:: What the task asks ::
Using the listing below, report all lines holding the word "structured".

:: Provided records ::
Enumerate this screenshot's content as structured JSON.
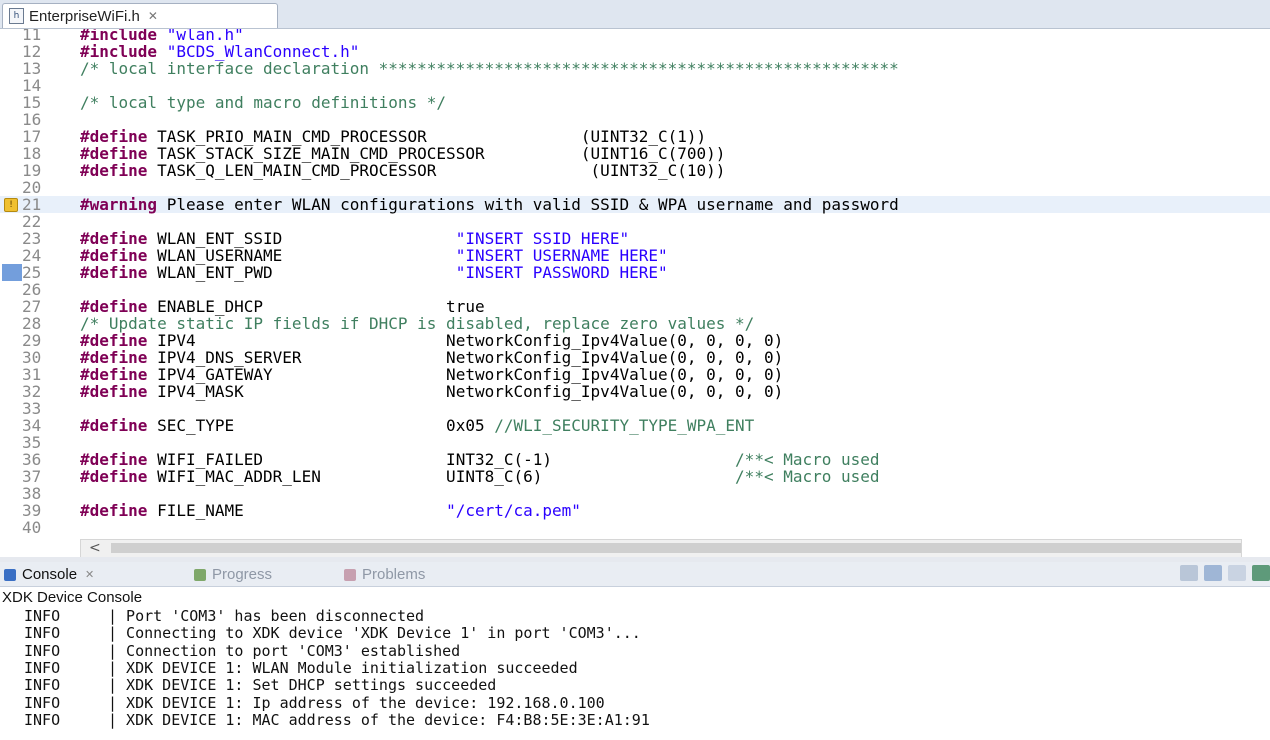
{
  "editor_tab": {
    "title": "EnterpriseWiFi.h",
    "close": "✕"
  },
  "code_lines": [
    {
      "n": "11",
      "parts": [
        [
          "kw",
          "#include"
        ],
        [
          "st",
          " \"wlan.h\""
        ]
      ]
    },
    {
      "n": "12",
      "parts": [
        [
          "kw",
          "#include"
        ],
        [
          "st",
          " \"BCDS_WlanConnect.h\""
        ]
      ]
    },
    {
      "n": "13",
      "parts": [
        [
          "cm",
          "/* local interface declaration ******************************************************"
        ]
      ]
    },
    {
      "n": "14",
      "parts": []
    },
    {
      "n": "15",
      "parts": [
        [
          "cm",
          "/* local type and macro definitions */"
        ]
      ]
    },
    {
      "n": "16",
      "parts": []
    },
    {
      "n": "17",
      "parts": [
        [
          "kw",
          "#define"
        ],
        [
          "tx",
          " TASK_PRIO_MAIN_CMD_PROCESSOR                (UINT32_C(1))"
        ]
      ]
    },
    {
      "n": "18",
      "parts": [
        [
          "kw",
          "#define"
        ],
        [
          "tx",
          " TASK_STACK_SIZE_MAIN_CMD_PROCESSOR          (UINT16_C(700))"
        ]
      ]
    },
    {
      "n": "19",
      "parts": [
        [
          "kw",
          "#define"
        ],
        [
          "tx",
          " TASK_Q_LEN_MAIN_CMD_PROCESSOR                (UINT32_C(10))"
        ]
      ]
    },
    {
      "n": "20",
      "parts": []
    },
    {
      "n": "21",
      "mark": "warning",
      "hl": true,
      "parts": [
        [
          "kw",
          "#warning"
        ],
        [
          "tx",
          " Please enter WLAN configurations with valid SSID & WPA username and password"
        ]
      ]
    },
    {
      "n": "22",
      "parts": []
    },
    {
      "n": "23",
      "parts": [
        [
          "kw",
          "#define"
        ],
        [
          "tx",
          " WLAN_ENT_SSID                  "
        ],
        [
          "st",
          "\"INSERT SSID HERE\""
        ]
      ]
    },
    {
      "n": "24",
      "parts": [
        [
          "kw",
          "#define"
        ],
        [
          "tx",
          " WLAN_USERNAME                  "
        ],
        [
          "st",
          "\"INSERT USERNAME HERE\""
        ]
      ]
    },
    {
      "n": "25",
      "mark": "bookmark",
      "parts": [
        [
          "kw",
          "#define"
        ],
        [
          "tx",
          " WLAN_ENT_PWD                   "
        ],
        [
          "st",
          "\"INSERT PASSWORD HERE\""
        ]
      ]
    },
    {
      "n": "26",
      "parts": []
    },
    {
      "n": "27",
      "parts": [
        [
          "kw",
          "#define"
        ],
        [
          "tx",
          " ENABLE_DHCP                   true"
        ]
      ]
    },
    {
      "n": "28",
      "parts": [
        [
          "cm",
          "/* Update static IP fields if DHCP is disabled, replace zero values */"
        ]
      ]
    },
    {
      "n": "29",
      "parts": [
        [
          "kw",
          "#define"
        ],
        [
          "tx",
          " IPV4                          NetworkConfig_Ipv4Value(0, 0, 0, 0)"
        ]
      ]
    },
    {
      "n": "30",
      "parts": [
        [
          "kw",
          "#define"
        ],
        [
          "tx",
          " IPV4_DNS_SERVER               NetworkConfig_Ipv4Value(0, 0, 0, 0)"
        ]
      ]
    },
    {
      "n": "31",
      "parts": [
        [
          "kw",
          "#define"
        ],
        [
          "tx",
          " IPV4_GATEWAY                  NetworkConfig_Ipv4Value(0, 0, 0, 0)"
        ]
      ]
    },
    {
      "n": "32",
      "parts": [
        [
          "kw",
          "#define"
        ],
        [
          "tx",
          " IPV4_MASK                     NetworkConfig_Ipv4Value(0, 0, 0, 0)"
        ]
      ]
    },
    {
      "n": "33",
      "parts": []
    },
    {
      "n": "34",
      "parts": [
        [
          "kw",
          "#define"
        ],
        [
          "tx",
          " SEC_TYPE                      0x05 "
        ],
        [
          "cm",
          "//WLI_SECURITY_TYPE_WPA_ENT"
        ]
      ]
    },
    {
      "n": "35",
      "parts": []
    },
    {
      "n": "36",
      "parts": [
        [
          "kw",
          "#define"
        ],
        [
          "tx",
          " WIFI_FAILED                   INT32_C(-1)                   "
        ],
        [
          "cm",
          "/**< Macro used"
        ]
      ]
    },
    {
      "n": "37",
      "parts": [
        [
          "kw",
          "#define"
        ],
        [
          "tx",
          " WIFI_MAC_ADDR_LEN             UINT8_C(6)                    "
        ],
        [
          "cm",
          "/**< Macro used"
        ]
      ]
    },
    {
      "n": "38",
      "parts": []
    },
    {
      "n": "39",
      "parts": [
        [
          "kw",
          "#define"
        ],
        [
          "tx",
          " FILE_NAME                     "
        ],
        [
          "st",
          "\"/cert/ca.pem\""
        ]
      ]
    },
    {
      "n": "40",
      "parts": []
    }
  ],
  "hscroll": {
    "left_arrow": "<"
  },
  "console_tabs": [
    {
      "label": "Console",
      "suffix": "✕",
      "active": true,
      "icon": "console-icon",
      "color": "#3a6fc4"
    },
    {
      "label": "Progress",
      "suffix": "",
      "active": false,
      "icon": "progress-icon",
      "color": "#7fa86a"
    },
    {
      "label": "Problems",
      "suffix": "",
      "active": false,
      "icon": "problems-icon",
      "color": "#c7a0b0"
    }
  ],
  "console_title": "XDK Device Console",
  "console_lines": [
    {
      "level": "INFO",
      "text": "| Port 'COM3' has been disconnected"
    },
    {
      "level": "INFO",
      "text": "| Connecting to XDK device 'XDK Device 1' in port 'COM3'..."
    },
    {
      "level": "INFO",
      "text": "| Connection to port 'COM3' established"
    },
    {
      "level": "INFO",
      "text": "| XDK DEVICE 1: WLAN Module initialization succeeded"
    },
    {
      "level": "INFO",
      "text": "| XDK DEVICE 1: Set DHCP settings succeeded"
    },
    {
      "level": "INFO",
      "text": "| XDK DEVICE 1: Ip address of the device: 192.168.0.100"
    },
    {
      "level": "INFO",
      "text": "| XDK DEVICE 1: MAC address of the device: F4:B8:5E:3E:A1:91"
    }
  ],
  "colors": {
    "keyword": "#7f0055",
    "comment": "#3f7f5f",
    "string": "#2a00ff"
  }
}
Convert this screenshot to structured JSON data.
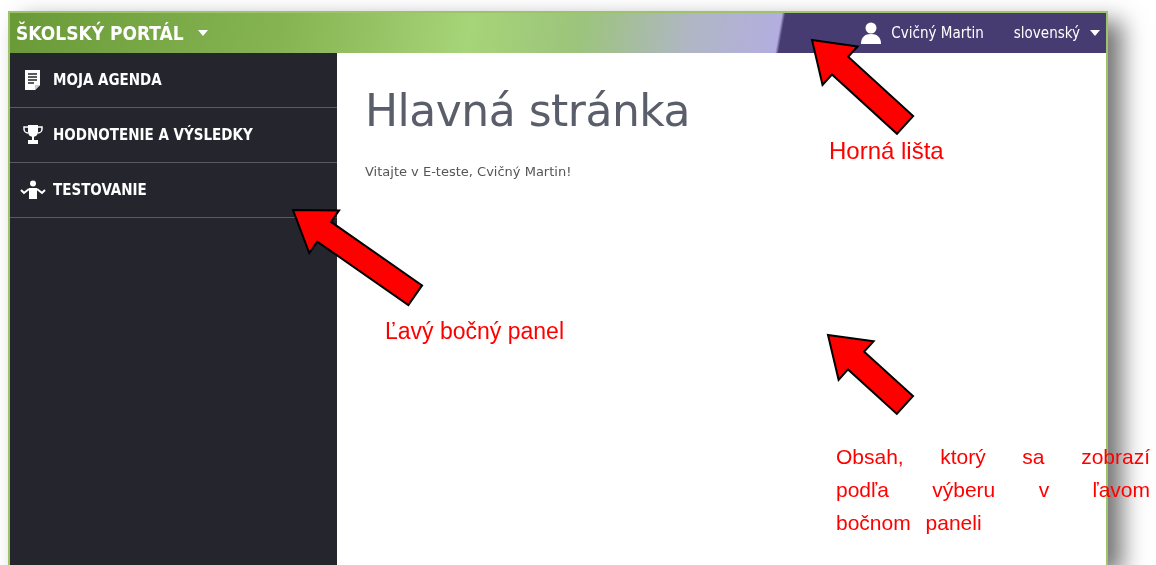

:: Full solution ::
Enumerate this screenshot's content as structured JSON.
Convert this screenshot to structured JSON data.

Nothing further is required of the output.